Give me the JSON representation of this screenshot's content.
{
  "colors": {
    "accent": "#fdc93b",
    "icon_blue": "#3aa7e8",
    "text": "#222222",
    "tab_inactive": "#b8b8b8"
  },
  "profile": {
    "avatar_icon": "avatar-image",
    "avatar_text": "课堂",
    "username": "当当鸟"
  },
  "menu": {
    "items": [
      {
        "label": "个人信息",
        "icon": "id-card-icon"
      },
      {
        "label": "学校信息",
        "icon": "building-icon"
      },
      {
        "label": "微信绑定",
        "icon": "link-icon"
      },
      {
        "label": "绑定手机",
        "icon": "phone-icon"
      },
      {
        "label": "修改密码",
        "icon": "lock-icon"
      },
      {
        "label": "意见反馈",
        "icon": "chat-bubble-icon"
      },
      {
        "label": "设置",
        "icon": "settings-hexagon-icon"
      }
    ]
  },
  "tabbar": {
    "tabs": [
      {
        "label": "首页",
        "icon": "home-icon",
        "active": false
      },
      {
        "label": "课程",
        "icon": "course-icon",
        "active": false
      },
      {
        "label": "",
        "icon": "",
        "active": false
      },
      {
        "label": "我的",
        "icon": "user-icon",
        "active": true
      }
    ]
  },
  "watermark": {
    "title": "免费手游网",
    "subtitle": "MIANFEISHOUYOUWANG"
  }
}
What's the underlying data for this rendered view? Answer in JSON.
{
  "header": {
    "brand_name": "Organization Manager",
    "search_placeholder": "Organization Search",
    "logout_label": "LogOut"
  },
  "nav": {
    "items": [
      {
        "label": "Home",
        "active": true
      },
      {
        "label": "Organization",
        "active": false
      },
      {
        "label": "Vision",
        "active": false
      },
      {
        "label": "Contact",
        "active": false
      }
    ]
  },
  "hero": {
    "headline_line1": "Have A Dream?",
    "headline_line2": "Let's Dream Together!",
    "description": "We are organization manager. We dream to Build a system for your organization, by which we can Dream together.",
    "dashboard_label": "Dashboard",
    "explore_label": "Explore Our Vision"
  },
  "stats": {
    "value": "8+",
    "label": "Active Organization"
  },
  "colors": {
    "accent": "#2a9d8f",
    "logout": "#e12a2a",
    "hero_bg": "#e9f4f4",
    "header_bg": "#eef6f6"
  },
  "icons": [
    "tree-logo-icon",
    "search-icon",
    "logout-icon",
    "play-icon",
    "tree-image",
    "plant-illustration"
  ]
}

---*---

Copy all the lines, exactly.

* **Solution for this exercise**
Give me the JSON representation of this screenshot's content.
{
  "colors": {
    "accent": "#fdc93b",
    "icon_blue": "#3aa7e8",
    "text": "#222222",
    "tab_inactive": "#b8b8b8"
  },
  "profile": {
    "avatar_icon": "avatar-image",
    "avatar_text": "课堂",
    "username": "当当鸟"
  },
  "menu": {
    "items": [
      {
        "label": "个人信息",
        "icon": "id-card-icon"
      },
      {
        "label": "学校信息",
        "icon": "building-icon"
      },
      {
        "label": "微信绑定",
        "icon": "link-icon"
      },
      {
        "label": "绑定手机",
        "icon": "phone-icon"
      },
      {
        "label": "修改密码",
        "icon": "lock-icon"
      },
      {
        "label": "意见反馈",
        "icon": "chat-bubble-icon"
      },
      {
        "label": "设置",
        "icon": "settings-hexagon-icon"
      }
    ]
  },
  "tabbar": {
    "tabs": [
      {
        "label": "首页",
        "icon": "home-icon",
        "active": false
      },
      {
        "label": "课程",
        "icon": "course-icon",
        "active": false
      },
      {
        "label": "",
        "icon": "",
        "active": false
      },
      {
        "label": "我的",
        "icon": "user-icon",
        "active": true
      }
    ]
  },
  "watermark": {
    "title": "免费手游网",
    "subtitle": "MIANFEISHOUYOUWANG"
  }
}
What's the underlying data for this rendered view? Answer in JSON.
{
  "header": {
    "brand_name": "Organization Manager",
    "search_placeholder": "Organization Search",
    "logout_label": "LogOut"
  },
  "nav": {
    "items": [
      {
        "label": "Home",
        "active": true
      },
      {
        "label": "Organization",
        "active": false
      },
      {
        "label": "Vision",
        "active": false
      },
      {
        "label": "Contact",
        "active": false
      }
    ]
  },
  "hero": {
    "headline_line1": "Have A Dream?",
    "headline_line2": "Let's Dream Together!",
    "description": "We are organization manager. We dream to Build a system for your organization, by which we can Dream together.",
    "dashboard_label": "Dashboard",
    "explore_label": "Explore Our Vision"
  },
  "stats": {
    "value": "8+",
    "label": "Active Organization"
  },
  "colors": {
    "accent": "#2a9d8f",
    "logout": "#e12a2a",
    "hero_bg": "#e9f4f4",
    "header_bg": "#eef6f6"
  },
  "icons": [
    "tree-logo-icon",
    "search-icon",
    "logout-icon",
    "play-icon",
    "tree-image",
    "plant-illustration"
  ]
}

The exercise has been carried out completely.